文本段落
二、Sklearn机器学习基础实例之---回归预测问题

书籍《Python机器学习及实践》阅读笔记

回归预测问题

代预测的目标是连续变量,如:价格、降水量等

二、Sklearn机器学习基础实例之---回归预测问题_第1张图片

图片来自:https://scikit-learn.org/stable/tutorial/machine_learning_map/index.html

 

预测问题

代预测的目标是连续变量,如:价格、降水量等

一、线性回归器

简单易用,但线性假设限制了其使用范围。在不清楚特征之间的关系的情况下,可以使用共线性回归模型作为大多数科学实验的基线系统。

from sklearn.datasets import load_boston
from sklearn.model_selection import train_test_split
from sklearn.preprocessing import StandardScaler
from sklearn.linear_model import LinearRegression,SGDRegressor
from sklearn.metrics import r2_score,mean_squared_error,mean_absolute_error

boston = load_boston()

材料问题
1 - 列出这篇Sklearn回归预测笔记的代码中从sklearn导入的全部函数和类名称。
2 - 在Sklearn回归预测笔记中,线性回归器的使用范围为什么受到限制?它在什么情况下可以用作基线系统?
3 - 从“boston = load_boston()”之后续写这篇Sklearn回归预测笔记。

数据集条目
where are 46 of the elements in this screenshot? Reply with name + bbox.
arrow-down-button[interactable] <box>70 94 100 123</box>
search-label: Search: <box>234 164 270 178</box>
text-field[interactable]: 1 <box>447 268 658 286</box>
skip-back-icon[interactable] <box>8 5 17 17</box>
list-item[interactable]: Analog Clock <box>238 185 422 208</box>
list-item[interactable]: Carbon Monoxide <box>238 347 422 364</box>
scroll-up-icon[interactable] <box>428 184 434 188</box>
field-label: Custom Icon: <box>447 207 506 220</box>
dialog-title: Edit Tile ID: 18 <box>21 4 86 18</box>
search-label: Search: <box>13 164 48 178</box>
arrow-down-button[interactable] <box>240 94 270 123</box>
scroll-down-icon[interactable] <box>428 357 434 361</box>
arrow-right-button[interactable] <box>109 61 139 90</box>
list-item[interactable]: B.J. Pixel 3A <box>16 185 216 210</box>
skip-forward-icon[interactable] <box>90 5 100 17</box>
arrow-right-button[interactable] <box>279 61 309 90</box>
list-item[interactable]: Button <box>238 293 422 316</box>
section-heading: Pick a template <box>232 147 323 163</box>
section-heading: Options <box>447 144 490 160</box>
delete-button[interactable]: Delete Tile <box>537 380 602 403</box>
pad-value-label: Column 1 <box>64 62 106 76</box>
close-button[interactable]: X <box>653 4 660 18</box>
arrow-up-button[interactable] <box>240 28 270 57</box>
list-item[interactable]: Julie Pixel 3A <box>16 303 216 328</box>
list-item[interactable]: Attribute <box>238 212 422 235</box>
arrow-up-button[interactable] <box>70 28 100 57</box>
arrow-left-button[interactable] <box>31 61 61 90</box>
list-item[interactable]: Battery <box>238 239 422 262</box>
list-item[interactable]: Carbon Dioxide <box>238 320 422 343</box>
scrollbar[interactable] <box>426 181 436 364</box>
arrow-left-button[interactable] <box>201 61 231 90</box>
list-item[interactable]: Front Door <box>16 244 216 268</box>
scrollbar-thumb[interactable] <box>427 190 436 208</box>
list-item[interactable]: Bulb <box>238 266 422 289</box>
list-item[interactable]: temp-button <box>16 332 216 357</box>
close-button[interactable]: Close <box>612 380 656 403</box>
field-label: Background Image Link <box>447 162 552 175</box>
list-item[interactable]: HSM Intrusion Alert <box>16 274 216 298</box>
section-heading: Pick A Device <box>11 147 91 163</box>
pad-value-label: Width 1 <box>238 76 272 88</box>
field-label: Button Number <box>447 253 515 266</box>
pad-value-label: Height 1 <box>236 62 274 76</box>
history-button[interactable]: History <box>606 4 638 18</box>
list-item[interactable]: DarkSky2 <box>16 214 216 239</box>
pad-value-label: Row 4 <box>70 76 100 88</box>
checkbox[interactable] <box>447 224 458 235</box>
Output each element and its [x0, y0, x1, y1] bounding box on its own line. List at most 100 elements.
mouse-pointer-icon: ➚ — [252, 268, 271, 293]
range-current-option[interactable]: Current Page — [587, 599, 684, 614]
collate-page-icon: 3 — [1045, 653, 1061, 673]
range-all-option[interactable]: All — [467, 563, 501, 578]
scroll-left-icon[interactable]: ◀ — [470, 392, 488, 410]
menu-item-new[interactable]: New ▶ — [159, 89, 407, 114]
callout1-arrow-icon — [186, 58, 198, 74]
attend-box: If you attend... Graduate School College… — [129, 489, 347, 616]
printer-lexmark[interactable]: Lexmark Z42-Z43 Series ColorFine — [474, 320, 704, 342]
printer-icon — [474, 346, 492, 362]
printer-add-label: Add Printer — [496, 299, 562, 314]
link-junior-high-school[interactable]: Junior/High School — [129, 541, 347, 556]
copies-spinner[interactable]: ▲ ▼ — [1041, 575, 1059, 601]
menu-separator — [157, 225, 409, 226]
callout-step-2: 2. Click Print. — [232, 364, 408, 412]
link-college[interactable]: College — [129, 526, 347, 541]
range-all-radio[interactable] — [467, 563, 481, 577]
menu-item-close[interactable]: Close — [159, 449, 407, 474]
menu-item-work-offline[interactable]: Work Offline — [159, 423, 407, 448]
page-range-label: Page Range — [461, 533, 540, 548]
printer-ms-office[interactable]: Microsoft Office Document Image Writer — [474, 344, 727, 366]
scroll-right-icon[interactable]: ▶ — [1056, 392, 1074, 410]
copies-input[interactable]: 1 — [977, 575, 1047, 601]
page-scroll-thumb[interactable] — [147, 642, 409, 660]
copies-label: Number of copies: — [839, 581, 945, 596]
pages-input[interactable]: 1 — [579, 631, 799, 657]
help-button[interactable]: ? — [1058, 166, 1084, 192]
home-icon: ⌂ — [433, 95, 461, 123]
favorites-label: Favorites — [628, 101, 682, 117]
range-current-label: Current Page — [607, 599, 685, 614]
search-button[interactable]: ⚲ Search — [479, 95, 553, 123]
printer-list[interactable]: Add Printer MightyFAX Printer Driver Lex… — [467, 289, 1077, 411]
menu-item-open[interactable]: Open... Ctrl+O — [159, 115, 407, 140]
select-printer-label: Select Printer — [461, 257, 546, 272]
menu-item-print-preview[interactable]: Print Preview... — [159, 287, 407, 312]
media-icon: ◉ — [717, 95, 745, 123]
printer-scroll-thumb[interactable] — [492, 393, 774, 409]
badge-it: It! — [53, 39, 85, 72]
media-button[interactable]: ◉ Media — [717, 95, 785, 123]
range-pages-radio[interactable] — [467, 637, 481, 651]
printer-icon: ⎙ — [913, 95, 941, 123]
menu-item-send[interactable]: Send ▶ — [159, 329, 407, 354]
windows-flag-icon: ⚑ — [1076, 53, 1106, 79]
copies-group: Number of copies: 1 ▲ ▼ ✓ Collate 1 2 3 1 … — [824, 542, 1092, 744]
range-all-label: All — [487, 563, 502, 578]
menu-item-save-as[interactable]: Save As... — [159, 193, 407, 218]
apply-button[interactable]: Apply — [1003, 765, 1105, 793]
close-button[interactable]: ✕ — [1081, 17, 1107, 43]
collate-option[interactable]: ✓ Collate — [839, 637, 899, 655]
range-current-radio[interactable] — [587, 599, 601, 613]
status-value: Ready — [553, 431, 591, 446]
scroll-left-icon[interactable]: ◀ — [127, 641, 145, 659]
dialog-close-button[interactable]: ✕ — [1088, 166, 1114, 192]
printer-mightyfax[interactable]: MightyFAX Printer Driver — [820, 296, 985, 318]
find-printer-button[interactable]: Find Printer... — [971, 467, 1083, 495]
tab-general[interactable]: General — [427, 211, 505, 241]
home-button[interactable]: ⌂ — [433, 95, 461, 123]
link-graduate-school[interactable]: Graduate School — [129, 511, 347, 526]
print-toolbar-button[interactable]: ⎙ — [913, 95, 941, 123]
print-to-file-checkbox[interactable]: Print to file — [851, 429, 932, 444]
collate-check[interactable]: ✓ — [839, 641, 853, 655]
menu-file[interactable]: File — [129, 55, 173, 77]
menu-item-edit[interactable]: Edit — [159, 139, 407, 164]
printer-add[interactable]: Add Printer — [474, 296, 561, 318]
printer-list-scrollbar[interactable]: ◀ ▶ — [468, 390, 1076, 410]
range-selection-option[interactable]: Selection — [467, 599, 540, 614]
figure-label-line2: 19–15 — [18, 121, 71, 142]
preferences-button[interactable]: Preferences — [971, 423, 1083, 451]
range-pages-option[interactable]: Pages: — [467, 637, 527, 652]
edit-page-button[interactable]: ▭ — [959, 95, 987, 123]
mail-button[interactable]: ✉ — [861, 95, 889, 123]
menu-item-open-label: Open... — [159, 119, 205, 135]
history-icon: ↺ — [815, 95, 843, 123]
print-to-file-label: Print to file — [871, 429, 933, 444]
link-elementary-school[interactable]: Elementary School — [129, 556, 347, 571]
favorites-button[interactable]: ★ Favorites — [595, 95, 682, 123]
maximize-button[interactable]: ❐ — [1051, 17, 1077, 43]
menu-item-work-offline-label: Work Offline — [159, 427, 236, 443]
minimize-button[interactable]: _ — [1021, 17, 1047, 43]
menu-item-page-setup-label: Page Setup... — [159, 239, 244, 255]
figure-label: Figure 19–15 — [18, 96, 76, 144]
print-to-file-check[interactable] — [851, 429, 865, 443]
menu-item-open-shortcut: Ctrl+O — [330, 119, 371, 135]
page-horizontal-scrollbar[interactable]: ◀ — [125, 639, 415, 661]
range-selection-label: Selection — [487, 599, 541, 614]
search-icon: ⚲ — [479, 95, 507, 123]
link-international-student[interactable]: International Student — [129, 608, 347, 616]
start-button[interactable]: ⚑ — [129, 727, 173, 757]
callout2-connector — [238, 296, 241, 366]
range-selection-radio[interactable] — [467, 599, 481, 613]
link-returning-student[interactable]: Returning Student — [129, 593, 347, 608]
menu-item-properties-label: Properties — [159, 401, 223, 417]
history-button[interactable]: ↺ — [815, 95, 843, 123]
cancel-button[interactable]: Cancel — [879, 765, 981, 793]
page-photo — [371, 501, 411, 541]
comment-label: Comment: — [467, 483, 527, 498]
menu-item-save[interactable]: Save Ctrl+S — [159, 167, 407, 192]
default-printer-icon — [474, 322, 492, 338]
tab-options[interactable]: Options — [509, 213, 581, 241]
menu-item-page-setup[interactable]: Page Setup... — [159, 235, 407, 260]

逐题答案
1 - load_boston、train_test_split、StandardScaler、LinearRegression、SGDRegressor、r2_score、mean_squared_error、mean_absolute_error

2 - 线性回归器建立在线性假设之上,这一假设限制了它的使用范围。它简单易用。在不清楚特征之间关系的情况下,可以把它作为大多数科学实验的基线系统。

3 -
X, y = boston.data, boston.target
y = y.reshape(-1,1)
X_train, X_test, y_train, y_test = train_test_split(X, y, test_size=.25, random_state=33)
#预测目标房价之间的差异较大,因此需要对特征及目标值进行标准化处理
ss_X,  ss_y= StandardScaler(), StandardScaler()
X_train, y_train = ss_X.fit_transform(X_train), ss_y.fit_transform(y_train)
X_test, y_test = ss_X.transform(X_test), ss_y.transform(y_test)
y_train, y_test= y_train.reshape(-1,), y_test.reshape(-1,)

#LinearRegression
lr = LinearRegression()
lr.fit(X_train, y_train)
lr_y_pred = lr.predict(X_test)
print("The value of default measurement of LinearRegression is {sc}".format(sc=lr.score(X_test,y_test)))
print("The value of R-squared of LinearRegression is {}".format(r2_score(y_test,lr_y_pred)))
print("The mean squared error of LinearRegression is {}".format(mean_squared_error(y_test,lr_y_pred)))
print("The mean absoluate error of LinearRegression is {}".format(mean_absolute_error(y_test, lr_y_pred)))

#SGDRegressor
sgdr = SGDRegressor()
sgdr.fit(X_train, y_train)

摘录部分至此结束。